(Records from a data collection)
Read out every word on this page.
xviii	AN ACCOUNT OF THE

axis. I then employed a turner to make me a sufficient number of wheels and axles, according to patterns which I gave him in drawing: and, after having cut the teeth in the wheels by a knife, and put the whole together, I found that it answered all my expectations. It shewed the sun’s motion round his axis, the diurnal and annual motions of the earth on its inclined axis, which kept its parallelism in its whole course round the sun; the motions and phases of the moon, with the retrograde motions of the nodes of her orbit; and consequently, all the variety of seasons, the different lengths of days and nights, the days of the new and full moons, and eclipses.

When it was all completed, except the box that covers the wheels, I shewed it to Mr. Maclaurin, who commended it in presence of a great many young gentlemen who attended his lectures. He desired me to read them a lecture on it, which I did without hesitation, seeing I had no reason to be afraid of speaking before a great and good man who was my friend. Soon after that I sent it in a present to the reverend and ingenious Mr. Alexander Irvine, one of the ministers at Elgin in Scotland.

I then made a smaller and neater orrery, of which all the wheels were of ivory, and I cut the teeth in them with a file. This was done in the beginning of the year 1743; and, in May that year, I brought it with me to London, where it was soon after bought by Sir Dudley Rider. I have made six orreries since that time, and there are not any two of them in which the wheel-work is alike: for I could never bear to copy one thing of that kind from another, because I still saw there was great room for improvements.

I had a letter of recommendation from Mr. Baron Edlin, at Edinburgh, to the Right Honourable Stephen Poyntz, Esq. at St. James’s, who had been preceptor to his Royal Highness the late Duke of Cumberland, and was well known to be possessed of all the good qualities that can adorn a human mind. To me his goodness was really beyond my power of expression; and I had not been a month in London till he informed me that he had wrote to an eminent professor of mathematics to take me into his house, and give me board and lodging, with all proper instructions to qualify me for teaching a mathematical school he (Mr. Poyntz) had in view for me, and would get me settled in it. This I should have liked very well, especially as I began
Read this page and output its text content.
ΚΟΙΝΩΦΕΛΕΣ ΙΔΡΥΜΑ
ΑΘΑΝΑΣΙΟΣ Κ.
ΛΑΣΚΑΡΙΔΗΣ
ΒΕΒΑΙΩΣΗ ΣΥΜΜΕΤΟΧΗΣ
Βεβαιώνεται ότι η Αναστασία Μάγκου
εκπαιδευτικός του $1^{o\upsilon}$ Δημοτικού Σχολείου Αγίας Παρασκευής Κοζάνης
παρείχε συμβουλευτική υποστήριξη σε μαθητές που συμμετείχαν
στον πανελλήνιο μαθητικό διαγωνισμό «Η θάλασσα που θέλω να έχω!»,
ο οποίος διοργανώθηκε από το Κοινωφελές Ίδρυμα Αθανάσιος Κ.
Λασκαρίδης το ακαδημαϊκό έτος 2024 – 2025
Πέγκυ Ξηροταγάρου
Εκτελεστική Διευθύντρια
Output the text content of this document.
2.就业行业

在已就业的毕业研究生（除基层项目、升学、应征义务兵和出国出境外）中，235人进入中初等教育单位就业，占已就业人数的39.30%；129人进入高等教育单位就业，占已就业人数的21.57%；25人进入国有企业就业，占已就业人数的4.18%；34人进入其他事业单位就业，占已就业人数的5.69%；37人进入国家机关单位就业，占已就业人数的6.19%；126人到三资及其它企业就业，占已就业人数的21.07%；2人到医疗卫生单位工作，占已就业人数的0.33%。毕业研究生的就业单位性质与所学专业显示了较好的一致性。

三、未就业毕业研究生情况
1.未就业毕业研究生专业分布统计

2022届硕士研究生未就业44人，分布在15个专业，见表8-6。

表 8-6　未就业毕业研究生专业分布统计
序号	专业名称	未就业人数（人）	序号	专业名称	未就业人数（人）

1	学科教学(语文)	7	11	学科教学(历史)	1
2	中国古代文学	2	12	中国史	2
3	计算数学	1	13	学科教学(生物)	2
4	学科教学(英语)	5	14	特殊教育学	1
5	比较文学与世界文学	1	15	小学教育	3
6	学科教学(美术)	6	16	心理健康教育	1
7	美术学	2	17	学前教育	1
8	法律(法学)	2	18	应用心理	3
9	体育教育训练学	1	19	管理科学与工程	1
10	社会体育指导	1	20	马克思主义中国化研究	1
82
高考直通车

PROMPT: Your task is to transcribe the material exactly.

RESULT:
Read out every word on this page.
xviii	AN ACCOUNT OF THE

axis. I then employed a turner to make me a sufficient number of wheels and axles, according to patterns which I gave him in drawing: and, after having cut the teeth in the wheels by a knife, and put the whole together, I found that it answered all my expectations. It shewed the sun’s motion round his axis, the diurnal and annual motions of the earth on its inclined axis, which kept its parallelism in its whole course round the sun; the motions and phases of the moon, with the retrograde motions of the nodes of her orbit; and consequently, all the variety of seasons, the different lengths of days and nights, the days of the new and full moons, and eclipses.

When it was all completed, except the box that covers the wheels, I shewed it to Mr. Maclaurin, who commended it in presence of a great many young gentlemen who attended his lectures. He desired me to read them a lecture on it, which I did without hesitation, seeing I had no reason to be afraid of speaking before a great and good man who was my friend. Soon after that I sent it in a present to the reverend and ingenious Mr. Alexander Irvine, one of the ministers at Elgin in Scotland.

I then made a smaller and neater orrery, of which all the wheels were of ivory, and I cut the teeth in them with a file. This was done in the beginning of the year 1743; and, in May that year, I brought it with me to London, where it was soon after bought by Sir Dudley Rider. I have made six orreries since that time, and there are not any two of them in which the wheel-work is alike: for I could never bear to copy one thing of that kind from another, because I still saw there was great room for improvements.

I had a letter of recommendation from Mr. Baron Edlin, at Edinburgh, to the Right Honourable Stephen Poyntz, Esq. at St. James’s, who had been preceptor to his Royal Highness the late Duke of Cumberland, and was well known to be possessed of all the good qualities that can adorn a human mind. To me his goodness was really beyond my power of expression; and I had not been a month in London till he informed me that he had wrote to an eminent professor of mathematics to take me into his house, and give me board and lodging, with all proper instructions to qualify me for teaching a mathematical school he (Mr. Poyntz) had in view for me, and would get me settled in it. This I should have liked very well, especially as I began
Read this page and output its text content.
ΚΟΙΝΩΦΕΛΕΣ ΙΔΡΥΜΑ
ΑΘΑΝΑΣΙΟΣ Κ.
ΛΑΣΚΑΡΙΔΗΣ
ΒΕΒΑΙΩΣΗ ΣΥΜΜΕΤΟΧΗΣ
Βεβαιώνεται ότι η Αναστασία Μάγκου
εκπαιδευτικός του $1^{o\upsilon}$ Δημοτικού Σχολείου Αγίας Παρασκευής Κοζάνης
παρείχε συμβουλευτική υποστήριξη σε μαθητές που συμμετείχαν
στον πανελλήνιο μαθητικό διαγωνισμό «Η θάλασσα που θέλω να έχω!»,
ο οποίος διοργανώθηκε από το Κοινωφελές Ίδρυμα Αθανάσιος Κ.
Λασκαρίδης το ακαδημαϊκό έτος 2024 – 2025
Πέγκυ Ξηροταγάρου
Εκτελεστική Διευθύντρια
Output the text content of this document.
2.就业行业

在已就业的毕业研究生（除基层项目、升学、应征义务兵和出国出境外）中，235人进入中初等教育单位就业，占已就业人数的39.30%；129人进入高等教育单位就业，占已就业人数的21.57%；25人进入国有企业就业，占已就业人数的4.18%；34人进入其他事业单位就业，占已就业人数的5.69%；37人进入国家机关单位就业，占已就业人数的6.19%；126人到三资及其它企业就业，占已就业人数的21.07%；2人到医疗卫生单位工作，占已就业人数的0.33%。毕业研究生的就业单位性质与所学专业显示了较好的一致性。

三、未就业毕业研究生情况
1.未就业毕业研究生专业分布统计

2022届硕士研究生未就业44人，分布在15个专业，见表8-6。

表 8-6　未就业毕业研究生专业分布统计
序号	专业名称	未就业人数（人）	序号	专业名称	未就业人数（人）

1	学科教学(语文)	7	11	学科教学(历史)	1
2	中国古代文学	2	12	中国史	2
3	计算数学	1	13	学科教学(生物)	2
4	学科教学(英语)	5	14	特殊教育学	1
5	比较文学与世界文学	1	15	小学教育	3
6	学科教学(美术)	6	16	心理健康教育	1
7	美术学	2	17	学前教育	1
8	法律(法学)	2	18	应用心理	3
9	体育教育训练学	1	19	管理科学与工程	1
10	社会体育指导	1	20	马克思主义中国化研究	1
82
高考直通车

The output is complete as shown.